▶ **TASK INPUTS**

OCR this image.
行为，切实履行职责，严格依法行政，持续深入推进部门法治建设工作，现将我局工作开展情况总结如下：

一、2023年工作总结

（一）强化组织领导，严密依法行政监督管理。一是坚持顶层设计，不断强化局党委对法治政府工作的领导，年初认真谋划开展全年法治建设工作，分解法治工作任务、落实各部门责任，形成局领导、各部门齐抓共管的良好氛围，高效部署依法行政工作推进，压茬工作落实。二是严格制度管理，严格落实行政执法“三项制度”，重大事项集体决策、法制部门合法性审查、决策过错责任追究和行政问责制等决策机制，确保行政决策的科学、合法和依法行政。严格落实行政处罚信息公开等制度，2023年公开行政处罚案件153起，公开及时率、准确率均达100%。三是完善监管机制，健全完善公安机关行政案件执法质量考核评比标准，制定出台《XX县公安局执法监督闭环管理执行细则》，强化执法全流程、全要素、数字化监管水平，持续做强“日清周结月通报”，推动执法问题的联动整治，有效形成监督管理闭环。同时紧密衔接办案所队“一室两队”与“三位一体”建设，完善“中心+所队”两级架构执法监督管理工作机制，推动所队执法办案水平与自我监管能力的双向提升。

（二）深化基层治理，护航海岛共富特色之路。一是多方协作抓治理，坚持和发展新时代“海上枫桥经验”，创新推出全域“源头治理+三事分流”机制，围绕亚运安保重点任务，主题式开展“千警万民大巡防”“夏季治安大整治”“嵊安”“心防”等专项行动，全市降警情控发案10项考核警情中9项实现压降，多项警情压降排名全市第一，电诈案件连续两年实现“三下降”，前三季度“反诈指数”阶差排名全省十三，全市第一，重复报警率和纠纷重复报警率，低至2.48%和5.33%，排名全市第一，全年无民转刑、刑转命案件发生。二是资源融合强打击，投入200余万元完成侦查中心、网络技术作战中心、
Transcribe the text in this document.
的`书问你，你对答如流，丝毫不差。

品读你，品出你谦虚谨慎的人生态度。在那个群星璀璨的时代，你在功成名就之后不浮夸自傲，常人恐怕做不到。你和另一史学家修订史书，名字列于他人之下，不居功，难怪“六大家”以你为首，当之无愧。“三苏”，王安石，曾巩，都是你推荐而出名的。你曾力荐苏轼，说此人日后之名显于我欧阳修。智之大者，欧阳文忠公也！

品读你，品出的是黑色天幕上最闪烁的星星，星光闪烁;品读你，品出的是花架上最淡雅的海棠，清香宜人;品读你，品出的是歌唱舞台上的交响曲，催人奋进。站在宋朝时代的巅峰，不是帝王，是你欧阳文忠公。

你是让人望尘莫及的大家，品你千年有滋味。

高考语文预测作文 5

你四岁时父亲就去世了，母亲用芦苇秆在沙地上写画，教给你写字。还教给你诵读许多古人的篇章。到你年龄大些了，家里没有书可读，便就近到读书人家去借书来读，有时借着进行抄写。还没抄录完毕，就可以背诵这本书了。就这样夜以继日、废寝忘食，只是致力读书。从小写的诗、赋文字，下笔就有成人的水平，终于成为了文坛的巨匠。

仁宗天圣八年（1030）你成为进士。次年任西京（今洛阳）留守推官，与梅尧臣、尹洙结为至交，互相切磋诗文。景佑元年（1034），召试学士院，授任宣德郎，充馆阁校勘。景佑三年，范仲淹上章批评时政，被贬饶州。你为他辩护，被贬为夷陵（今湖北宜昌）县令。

▶ **WHAT TO WORK ON**
Your task is to reproduce the whole listing exactly.

▶ **WRITTEN RESPONSE**
OCR this image.
行为，切实履行职责，严格依法行政，持续深入推进部门法治建设工作，现将我局工作开展情况总结如下：

一、2023年工作总结

（一）强化组织领导，严密依法行政监督管理。一是坚持顶层设计，不断强化局党委对法治政府工作的领导，年初认真谋划开展全年法治建设工作，分解法治工作任务、落实各部门责任，形成局领导、各部门齐抓共管的良好氛围，高效部署依法行政工作推进，压茬工作落实。二是严格制度管理，严格落实行政执法“三项制度”，重大事项集体决策、法制部门合法性审查、决策过错责任追究和行政问责制等决策机制，确保行政决策的科学、合法和依法行政。严格落实行政处罚信息公开等制度，2023年公开行政处罚案件153起，公开及时率、准确率均达100%。三是完善监管机制，健全完善公安机关行政案件执法质量考核评比标准，制定出台《XX县公安局执法监督闭环管理执行细则》，强化执法全流程、全要素、数字化监管水平，持续做强“日清周结月通报”，推动执法问题的联动整治，有效形成监督管理闭环。同时紧密衔接办案所队“一室两队”与“三位一体”建设，完善“中心+所队”两级架构执法监督管理工作机制，推动所队执法办案水平与自我监管能力的双向提升。

（二）深化基层治理，护航海岛共富特色之路。一是多方协作抓治理，坚持和发展新时代“海上枫桥经验”，创新推出全域“源头治理+三事分流”机制，围绕亚运安保重点任务，主题式开展“千警万民大巡防”“夏季治安大整治”“嵊安”“心防”等专项行动，全市降警情控发案10项考核警情中9项实现压降，多项警情压降排名全市第一，电诈案件连续两年实现“三下降”，前三季度“反诈指数”阶差排名全省十三，全市第一，重复报警率和纠纷重复报警率，低至2.48%和5.33%，排名全市第一，全年无民转刑、刑转命案件发生。二是资源融合强打击，投入200余万元完成侦查中心、网络技术作战中心、
Transcribe the text in this document.
的`书问你，你对答如流，丝毫不差。

品读你，品出你谦虚谨慎的人生态度。在那个群星璀璨的时代，你在功成名就之后不浮夸自傲，常人恐怕做不到。你和另一史学家修订史书，名字列于他人之下，不居功，难怪“六大家”以你为首，当之无愧。“三苏”，王安石，曾巩，都是你推荐而出名的。你曾力荐苏轼，说此人日后之名显于我欧阳修。智之大者，欧阳文忠公也！

品读你，品出的是黑色天幕上最闪烁的星星，星光闪烁;品读你，品出的是花架上最淡雅的海棠，清香宜人;品读你，品出的是歌唱舞台上的交响曲，催人奋进。站在宋朝时代的巅峰，不是帝王，是你欧阳文忠公。

你是让人望尘莫及的大家，品你千年有滋味。

高考语文预测作文 5

你四岁时父亲就去世了，母亲用芦苇秆在沙地上写画，教给你写字。还教给你诵读许多古人的篇章。到你年龄大些了，家里没有书可读，便就近到读书人家去借书来读，有时借着进行抄写。还没抄录完毕，就可以背诵这本书了。就这样夜以继日、废寝忘食，只是致力读书。从小写的诗、赋文字，下笔就有成人的水平，终于成为了文坛的巨匠。

仁宗天圣八年（1030）你成为进士。次年任西京（今洛阳）留守推官，与梅尧臣、尹洙结为至交，互相切磋诗文。景佑元年（1034），召试学士院，授任宣德郎，充馆阁校勘。景佑三年，范仲淹上章批评时政，被贬饶州。你为他辩护，被贬为夷陵（今湖北宜昌）县令。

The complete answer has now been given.